▶ Exercise instructions
From the records below, give the number of lines that contain the string "should", without any other text.
=== Supplied information ===
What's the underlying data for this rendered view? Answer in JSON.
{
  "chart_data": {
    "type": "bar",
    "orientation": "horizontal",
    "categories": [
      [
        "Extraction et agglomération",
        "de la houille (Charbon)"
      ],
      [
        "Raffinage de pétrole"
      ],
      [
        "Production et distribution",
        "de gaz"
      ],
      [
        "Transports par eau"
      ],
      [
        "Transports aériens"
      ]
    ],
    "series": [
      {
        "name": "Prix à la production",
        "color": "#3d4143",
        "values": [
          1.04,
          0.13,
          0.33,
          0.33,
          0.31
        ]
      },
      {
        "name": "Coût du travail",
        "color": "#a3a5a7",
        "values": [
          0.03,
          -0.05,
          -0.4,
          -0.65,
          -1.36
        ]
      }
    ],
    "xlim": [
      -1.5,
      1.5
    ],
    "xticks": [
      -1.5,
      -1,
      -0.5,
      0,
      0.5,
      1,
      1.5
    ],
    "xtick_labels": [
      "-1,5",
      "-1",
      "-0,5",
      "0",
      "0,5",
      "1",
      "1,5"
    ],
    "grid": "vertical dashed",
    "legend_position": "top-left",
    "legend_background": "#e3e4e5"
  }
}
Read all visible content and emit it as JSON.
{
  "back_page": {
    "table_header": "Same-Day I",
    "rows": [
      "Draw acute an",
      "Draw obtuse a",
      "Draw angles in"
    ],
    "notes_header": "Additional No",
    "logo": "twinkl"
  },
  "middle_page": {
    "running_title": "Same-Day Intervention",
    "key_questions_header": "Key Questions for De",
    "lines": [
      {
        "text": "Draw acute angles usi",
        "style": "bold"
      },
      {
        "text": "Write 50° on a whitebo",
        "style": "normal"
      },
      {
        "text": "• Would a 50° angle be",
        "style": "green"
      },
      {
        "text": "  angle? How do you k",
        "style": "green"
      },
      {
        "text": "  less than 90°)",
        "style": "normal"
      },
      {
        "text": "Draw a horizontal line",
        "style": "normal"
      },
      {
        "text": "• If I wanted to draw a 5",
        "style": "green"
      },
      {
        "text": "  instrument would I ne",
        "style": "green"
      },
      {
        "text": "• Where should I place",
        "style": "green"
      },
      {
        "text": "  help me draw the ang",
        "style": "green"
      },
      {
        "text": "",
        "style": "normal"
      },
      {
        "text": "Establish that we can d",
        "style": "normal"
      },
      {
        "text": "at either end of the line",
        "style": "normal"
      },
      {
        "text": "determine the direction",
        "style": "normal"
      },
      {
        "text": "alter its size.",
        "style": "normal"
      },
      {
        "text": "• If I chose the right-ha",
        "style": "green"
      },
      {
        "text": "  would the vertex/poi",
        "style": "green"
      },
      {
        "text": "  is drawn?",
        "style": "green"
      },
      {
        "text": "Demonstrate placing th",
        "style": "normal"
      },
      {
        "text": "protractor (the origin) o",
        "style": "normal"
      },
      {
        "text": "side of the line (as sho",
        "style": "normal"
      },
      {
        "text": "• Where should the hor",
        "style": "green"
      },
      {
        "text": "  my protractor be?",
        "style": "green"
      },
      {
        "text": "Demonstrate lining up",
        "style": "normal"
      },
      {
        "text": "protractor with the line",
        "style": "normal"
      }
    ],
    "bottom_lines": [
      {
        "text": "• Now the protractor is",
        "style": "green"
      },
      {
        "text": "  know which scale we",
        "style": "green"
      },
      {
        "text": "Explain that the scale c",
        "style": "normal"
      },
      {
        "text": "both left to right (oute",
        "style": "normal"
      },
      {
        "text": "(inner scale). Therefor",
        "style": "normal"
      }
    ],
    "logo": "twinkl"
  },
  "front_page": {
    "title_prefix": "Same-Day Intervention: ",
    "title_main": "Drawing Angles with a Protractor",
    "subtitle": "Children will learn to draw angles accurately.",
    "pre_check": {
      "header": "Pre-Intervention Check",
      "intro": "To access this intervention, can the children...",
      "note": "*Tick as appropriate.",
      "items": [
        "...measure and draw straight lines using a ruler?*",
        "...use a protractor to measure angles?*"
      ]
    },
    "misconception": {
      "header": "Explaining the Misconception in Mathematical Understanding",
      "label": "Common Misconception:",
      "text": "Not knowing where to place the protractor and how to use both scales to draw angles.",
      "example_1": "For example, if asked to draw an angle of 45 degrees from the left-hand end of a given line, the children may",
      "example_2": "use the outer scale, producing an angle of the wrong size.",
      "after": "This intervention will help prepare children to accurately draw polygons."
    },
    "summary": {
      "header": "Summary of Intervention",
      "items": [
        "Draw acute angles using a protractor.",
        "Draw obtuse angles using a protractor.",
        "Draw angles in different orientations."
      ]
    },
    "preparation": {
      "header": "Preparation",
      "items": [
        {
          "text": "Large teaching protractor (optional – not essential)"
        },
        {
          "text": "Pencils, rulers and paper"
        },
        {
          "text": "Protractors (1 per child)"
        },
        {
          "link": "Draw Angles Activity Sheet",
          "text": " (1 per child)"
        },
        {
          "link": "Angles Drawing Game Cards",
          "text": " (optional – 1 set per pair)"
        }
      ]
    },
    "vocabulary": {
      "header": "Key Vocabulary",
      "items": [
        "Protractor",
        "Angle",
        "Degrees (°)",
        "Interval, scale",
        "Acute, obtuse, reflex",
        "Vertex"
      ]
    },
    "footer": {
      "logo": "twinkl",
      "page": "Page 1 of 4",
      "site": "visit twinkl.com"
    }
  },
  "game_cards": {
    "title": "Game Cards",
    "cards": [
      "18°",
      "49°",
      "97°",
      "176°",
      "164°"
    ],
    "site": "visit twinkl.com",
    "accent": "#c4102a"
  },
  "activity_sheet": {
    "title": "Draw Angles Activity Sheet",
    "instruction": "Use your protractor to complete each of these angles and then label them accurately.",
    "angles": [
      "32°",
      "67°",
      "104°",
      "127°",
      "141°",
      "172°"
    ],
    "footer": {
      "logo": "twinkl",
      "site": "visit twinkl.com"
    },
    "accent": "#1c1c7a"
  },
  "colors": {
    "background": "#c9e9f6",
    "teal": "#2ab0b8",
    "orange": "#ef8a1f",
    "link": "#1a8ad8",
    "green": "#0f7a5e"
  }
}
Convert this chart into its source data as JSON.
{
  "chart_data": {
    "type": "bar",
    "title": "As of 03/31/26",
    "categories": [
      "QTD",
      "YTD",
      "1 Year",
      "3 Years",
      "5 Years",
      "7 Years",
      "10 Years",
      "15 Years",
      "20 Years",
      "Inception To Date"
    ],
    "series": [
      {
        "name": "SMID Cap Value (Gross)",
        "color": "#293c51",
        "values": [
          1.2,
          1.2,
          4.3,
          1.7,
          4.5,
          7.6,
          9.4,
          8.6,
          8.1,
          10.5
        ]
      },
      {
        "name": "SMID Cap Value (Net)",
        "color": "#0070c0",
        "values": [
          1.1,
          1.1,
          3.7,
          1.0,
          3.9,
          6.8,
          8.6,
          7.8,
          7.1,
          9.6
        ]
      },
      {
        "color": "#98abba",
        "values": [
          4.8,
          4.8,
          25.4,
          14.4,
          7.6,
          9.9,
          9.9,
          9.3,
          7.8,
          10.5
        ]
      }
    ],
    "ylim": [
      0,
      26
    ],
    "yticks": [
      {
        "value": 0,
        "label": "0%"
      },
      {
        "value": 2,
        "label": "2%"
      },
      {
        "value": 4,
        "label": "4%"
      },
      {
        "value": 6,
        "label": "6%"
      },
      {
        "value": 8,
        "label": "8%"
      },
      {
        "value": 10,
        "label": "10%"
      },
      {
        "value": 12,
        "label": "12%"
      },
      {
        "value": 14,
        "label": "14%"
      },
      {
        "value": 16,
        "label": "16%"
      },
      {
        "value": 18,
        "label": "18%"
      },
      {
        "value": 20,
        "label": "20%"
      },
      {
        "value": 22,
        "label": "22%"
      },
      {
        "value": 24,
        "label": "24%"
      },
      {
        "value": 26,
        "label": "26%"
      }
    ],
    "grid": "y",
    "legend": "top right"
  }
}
===
▶ Output of the exercise
2